EXERCISE BRIEF — Reproduce exactly the lines from the one containing "What text is on this page?" through the last line of the records below, both included, and nothing else.

Part of a data file —
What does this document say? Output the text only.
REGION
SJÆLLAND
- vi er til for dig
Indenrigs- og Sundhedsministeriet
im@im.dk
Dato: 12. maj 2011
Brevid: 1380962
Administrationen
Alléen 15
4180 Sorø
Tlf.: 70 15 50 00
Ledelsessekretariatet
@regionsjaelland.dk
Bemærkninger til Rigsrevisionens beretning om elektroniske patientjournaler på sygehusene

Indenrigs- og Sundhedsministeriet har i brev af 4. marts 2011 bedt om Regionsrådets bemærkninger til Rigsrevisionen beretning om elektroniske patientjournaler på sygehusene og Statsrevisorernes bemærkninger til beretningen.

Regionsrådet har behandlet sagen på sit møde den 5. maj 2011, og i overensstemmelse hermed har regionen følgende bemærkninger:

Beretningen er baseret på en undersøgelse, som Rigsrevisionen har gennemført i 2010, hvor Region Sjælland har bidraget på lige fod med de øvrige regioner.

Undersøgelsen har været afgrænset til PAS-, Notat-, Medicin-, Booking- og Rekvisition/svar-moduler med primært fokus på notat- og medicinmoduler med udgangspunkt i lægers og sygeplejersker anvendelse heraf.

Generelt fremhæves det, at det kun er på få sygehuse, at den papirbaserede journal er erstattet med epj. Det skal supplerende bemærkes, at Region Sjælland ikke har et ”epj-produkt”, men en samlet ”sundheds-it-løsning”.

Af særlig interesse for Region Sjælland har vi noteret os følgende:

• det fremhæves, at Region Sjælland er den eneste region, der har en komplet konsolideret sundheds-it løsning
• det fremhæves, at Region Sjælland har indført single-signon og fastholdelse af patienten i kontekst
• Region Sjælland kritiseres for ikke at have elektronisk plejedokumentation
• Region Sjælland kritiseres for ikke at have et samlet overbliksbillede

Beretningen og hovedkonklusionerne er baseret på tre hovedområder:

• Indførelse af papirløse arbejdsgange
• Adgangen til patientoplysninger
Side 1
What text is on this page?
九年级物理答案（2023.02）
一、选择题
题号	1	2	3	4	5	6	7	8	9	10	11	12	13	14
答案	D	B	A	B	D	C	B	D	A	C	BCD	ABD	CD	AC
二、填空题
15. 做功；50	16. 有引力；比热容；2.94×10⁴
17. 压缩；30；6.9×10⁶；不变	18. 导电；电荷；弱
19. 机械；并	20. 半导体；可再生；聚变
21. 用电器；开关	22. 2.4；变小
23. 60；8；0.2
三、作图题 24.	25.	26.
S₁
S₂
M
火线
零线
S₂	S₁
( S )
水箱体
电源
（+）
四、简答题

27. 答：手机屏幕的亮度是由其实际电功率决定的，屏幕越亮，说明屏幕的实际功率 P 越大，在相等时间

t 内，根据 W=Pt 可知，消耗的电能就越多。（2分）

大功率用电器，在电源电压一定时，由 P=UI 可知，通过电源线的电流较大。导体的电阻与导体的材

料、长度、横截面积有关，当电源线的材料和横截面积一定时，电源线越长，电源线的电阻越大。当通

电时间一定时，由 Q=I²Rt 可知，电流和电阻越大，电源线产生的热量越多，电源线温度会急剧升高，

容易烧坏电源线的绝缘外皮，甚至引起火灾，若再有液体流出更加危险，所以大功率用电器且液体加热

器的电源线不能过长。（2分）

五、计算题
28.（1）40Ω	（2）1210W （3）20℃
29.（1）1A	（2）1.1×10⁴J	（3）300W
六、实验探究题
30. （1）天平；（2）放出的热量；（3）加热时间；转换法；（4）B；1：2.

RIGHT ANSWER —
What text is on this page?
九年级物理答案（2023.02）
一、选择题
题号	1	2	3	4	5	6	7	8	9	10	11	12	13	14
答案	D	B	A	B	D	C	B	D	A	C	BCD	ABD	CD	AC
二、填空题
15. 做功；50	16. 有引力；比热容；2.94×10⁴
17. 压缩；30；6.9×10⁶；不变	18. 导电；电荷；弱
19. 机械；并	20. 半导体；可再生；聚变
21. 用电器；开关	22. 2.4；变小
23. 60；8；0.2
三、作图题 24.	25.	26.
S₁
S₂
M
火线
零线
S₂	S₁
( S )
水箱体
电源
（+）
四、简答题

27. 答：手机屏幕的亮度是由其实际电功率决定的，屏幕越亮，说明屏幕的实际功率 P 越大，在相等时间

t 内，根据 W=Pt 可知，消耗的电能就越多。（2分）

大功率用电器，在电源电压一定时，由 P=UI 可知，通过电源线的电流较大。导体的电阻与导体的材

料、长度、横截面积有关，当电源线的材料和横截面积一定时，电源线越长，电源线的电阻越大。当通

电时间一定时，由 Q=I²Rt 可知，电流和电阻越大，电源线产生的热量越多，电源线温度会急剧升高，

容易烧坏电源线的绝缘外皮，甚至引起火灾，若再有液体流出更加危险，所以大功率用电器且液体加热

器的电源线不能过长。（2分）

五、计算题
28.（1）40Ω	（2）1210W （3）20℃
29.（1）1A	（2）1.1×10⁴J	（3）300W
六、实验探究题
30. （1）天平；（2）放出的热量；（3）加热时间；转换法；（4）B；1：2.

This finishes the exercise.